Show each line of the data below that has the string "name" in it.

[Raw records]
· · · ·

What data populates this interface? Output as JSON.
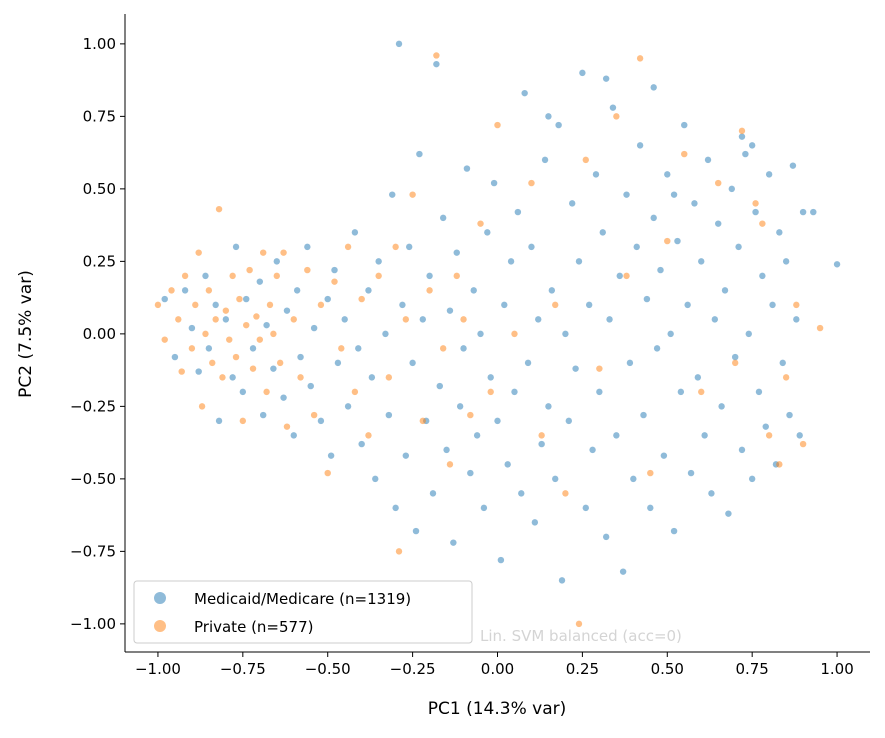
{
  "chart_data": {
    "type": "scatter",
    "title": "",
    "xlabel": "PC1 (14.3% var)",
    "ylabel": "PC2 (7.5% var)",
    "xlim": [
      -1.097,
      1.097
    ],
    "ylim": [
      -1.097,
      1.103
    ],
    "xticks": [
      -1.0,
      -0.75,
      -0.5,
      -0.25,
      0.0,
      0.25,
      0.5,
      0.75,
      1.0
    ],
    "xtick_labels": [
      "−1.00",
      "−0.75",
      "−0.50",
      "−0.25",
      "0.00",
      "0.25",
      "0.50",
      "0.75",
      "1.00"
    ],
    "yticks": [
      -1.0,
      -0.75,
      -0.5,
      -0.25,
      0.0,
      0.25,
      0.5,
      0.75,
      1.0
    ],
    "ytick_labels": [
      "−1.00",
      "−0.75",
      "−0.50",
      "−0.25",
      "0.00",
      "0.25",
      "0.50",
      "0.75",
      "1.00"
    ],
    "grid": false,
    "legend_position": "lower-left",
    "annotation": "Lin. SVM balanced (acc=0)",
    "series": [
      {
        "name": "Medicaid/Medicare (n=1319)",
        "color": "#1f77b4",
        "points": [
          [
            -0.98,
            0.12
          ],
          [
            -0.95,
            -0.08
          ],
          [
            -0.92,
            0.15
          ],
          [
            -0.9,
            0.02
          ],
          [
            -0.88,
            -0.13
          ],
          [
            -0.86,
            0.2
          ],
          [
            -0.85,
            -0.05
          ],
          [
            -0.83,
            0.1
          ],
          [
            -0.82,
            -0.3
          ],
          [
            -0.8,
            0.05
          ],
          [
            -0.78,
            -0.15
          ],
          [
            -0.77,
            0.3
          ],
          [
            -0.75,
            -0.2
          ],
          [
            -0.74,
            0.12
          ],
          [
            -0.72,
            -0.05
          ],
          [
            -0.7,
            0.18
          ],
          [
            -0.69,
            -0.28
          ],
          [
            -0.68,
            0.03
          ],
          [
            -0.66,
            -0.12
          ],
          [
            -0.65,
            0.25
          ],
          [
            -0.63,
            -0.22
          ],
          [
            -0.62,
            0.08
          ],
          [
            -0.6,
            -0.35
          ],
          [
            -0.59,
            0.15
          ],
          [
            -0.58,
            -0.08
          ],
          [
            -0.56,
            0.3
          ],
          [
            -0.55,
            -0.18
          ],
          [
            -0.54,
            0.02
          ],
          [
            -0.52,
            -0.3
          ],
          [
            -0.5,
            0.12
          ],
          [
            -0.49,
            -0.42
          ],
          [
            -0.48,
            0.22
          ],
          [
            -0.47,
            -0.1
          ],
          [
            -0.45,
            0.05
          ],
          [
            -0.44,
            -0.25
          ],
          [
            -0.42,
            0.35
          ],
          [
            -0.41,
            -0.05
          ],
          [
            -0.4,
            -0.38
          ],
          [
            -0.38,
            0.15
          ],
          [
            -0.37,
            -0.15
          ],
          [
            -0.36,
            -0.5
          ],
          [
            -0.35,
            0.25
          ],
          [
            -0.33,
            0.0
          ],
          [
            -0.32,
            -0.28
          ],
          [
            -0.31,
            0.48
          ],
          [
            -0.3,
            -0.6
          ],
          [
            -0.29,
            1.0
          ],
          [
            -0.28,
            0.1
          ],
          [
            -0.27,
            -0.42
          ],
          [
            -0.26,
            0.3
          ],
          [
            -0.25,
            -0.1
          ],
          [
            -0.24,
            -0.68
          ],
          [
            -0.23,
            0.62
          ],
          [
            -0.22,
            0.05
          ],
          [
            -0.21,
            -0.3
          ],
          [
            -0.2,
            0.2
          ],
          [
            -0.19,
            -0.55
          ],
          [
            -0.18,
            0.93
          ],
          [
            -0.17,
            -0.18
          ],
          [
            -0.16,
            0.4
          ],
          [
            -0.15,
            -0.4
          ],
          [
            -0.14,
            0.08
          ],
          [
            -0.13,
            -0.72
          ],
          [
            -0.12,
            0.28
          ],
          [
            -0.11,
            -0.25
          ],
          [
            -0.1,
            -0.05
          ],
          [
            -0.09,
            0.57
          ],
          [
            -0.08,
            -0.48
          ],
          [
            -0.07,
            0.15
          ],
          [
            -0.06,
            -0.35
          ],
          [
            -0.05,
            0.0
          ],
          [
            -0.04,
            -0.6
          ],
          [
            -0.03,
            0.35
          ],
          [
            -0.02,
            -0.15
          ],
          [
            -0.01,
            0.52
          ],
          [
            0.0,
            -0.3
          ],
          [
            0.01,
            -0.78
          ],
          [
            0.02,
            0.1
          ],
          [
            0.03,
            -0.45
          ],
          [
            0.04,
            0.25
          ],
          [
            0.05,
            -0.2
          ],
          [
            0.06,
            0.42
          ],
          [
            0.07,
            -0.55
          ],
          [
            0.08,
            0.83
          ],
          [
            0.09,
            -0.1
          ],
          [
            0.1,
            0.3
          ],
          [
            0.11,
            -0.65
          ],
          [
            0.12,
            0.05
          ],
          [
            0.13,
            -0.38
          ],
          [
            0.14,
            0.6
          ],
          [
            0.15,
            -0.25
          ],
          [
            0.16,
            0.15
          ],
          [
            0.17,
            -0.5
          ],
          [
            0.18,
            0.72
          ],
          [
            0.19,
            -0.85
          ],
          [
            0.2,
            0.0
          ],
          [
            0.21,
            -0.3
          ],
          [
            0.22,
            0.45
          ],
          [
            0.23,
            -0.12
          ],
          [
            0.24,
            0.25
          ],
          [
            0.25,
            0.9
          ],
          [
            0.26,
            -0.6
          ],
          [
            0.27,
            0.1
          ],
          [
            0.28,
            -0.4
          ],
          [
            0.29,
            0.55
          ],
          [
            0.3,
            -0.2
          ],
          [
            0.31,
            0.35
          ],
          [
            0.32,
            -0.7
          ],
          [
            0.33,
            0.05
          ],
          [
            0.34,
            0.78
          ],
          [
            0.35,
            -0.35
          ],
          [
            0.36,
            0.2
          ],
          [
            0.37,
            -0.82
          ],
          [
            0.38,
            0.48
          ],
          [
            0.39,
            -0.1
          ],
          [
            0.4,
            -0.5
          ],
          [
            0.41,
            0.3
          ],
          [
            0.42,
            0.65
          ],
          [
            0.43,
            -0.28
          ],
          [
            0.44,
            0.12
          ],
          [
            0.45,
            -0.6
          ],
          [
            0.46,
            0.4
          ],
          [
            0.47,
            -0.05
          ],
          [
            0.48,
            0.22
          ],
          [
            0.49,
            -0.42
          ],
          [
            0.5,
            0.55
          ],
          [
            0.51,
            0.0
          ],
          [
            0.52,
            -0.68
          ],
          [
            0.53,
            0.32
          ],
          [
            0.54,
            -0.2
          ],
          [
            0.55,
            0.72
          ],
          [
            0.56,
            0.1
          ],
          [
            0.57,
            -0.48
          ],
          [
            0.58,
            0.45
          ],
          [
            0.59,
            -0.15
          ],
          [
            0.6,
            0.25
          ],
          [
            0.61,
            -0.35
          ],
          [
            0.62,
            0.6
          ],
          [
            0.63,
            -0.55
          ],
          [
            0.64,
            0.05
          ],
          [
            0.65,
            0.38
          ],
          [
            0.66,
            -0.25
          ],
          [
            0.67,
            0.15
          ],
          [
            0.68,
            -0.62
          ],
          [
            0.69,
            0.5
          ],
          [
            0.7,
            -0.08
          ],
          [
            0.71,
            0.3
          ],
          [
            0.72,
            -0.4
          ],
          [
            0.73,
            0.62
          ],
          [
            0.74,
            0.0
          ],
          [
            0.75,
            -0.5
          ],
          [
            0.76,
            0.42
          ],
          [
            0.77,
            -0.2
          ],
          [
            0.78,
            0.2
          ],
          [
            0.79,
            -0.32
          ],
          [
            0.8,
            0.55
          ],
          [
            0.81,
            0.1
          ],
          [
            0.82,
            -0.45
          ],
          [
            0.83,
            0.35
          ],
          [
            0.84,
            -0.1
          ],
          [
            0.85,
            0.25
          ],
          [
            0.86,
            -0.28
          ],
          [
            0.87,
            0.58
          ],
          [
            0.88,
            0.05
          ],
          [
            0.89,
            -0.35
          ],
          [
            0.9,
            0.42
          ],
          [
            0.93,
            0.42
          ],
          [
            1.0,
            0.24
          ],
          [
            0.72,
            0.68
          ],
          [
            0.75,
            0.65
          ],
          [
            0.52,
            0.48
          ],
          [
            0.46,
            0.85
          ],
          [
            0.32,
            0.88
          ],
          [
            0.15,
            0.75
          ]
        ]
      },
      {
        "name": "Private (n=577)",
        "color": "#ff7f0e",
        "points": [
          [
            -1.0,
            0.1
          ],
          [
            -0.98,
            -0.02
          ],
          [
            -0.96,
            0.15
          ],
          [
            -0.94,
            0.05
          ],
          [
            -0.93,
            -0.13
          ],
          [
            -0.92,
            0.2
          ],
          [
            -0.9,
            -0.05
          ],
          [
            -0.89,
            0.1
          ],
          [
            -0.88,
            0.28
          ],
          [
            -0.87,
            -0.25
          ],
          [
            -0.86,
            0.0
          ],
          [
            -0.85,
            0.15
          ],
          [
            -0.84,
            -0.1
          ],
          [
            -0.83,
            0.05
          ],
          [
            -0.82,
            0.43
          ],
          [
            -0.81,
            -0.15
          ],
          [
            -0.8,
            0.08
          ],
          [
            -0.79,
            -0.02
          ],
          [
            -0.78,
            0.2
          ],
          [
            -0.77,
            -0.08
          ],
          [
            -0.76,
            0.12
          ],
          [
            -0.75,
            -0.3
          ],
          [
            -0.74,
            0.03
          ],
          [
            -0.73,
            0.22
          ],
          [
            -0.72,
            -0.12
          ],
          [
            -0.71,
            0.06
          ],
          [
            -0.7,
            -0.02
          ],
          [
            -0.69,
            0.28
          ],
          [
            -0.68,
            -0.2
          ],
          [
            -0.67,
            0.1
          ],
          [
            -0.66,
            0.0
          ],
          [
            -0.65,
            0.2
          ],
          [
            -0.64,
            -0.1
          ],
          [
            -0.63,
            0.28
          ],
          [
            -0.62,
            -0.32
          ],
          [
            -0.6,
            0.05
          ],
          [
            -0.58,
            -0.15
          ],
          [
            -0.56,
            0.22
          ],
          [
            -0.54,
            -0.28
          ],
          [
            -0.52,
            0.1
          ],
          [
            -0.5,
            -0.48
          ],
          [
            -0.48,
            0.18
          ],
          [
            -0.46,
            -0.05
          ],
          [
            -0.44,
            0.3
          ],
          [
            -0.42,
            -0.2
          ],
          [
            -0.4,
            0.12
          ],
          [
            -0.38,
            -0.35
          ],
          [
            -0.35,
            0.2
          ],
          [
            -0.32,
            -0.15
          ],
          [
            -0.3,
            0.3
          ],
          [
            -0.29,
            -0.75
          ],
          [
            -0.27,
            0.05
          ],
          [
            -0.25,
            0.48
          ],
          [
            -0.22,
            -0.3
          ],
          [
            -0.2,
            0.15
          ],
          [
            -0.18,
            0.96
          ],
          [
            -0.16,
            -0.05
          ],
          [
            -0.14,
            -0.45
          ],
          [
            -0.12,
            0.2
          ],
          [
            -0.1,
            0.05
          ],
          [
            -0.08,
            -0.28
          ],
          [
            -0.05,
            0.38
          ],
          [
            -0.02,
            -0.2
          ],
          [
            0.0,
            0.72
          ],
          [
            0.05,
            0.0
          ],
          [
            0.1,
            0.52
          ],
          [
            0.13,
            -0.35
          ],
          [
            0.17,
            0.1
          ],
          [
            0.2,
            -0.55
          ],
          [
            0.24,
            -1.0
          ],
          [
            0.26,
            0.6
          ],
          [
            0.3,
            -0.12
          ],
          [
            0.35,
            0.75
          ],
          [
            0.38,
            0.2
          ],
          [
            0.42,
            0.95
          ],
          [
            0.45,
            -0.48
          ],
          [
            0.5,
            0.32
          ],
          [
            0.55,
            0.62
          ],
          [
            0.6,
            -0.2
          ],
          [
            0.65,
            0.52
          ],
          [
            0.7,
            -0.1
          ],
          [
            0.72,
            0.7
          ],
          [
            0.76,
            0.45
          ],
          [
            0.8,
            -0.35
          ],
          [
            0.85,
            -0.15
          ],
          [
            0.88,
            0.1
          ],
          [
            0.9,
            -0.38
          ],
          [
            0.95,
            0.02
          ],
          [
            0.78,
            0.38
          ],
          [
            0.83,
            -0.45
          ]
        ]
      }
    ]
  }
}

· · · ·

▸ **FINISHED EXERCISE**
        "name": "Medicaid/Medicare (n=1319)",
        "name": "Private (n=577)",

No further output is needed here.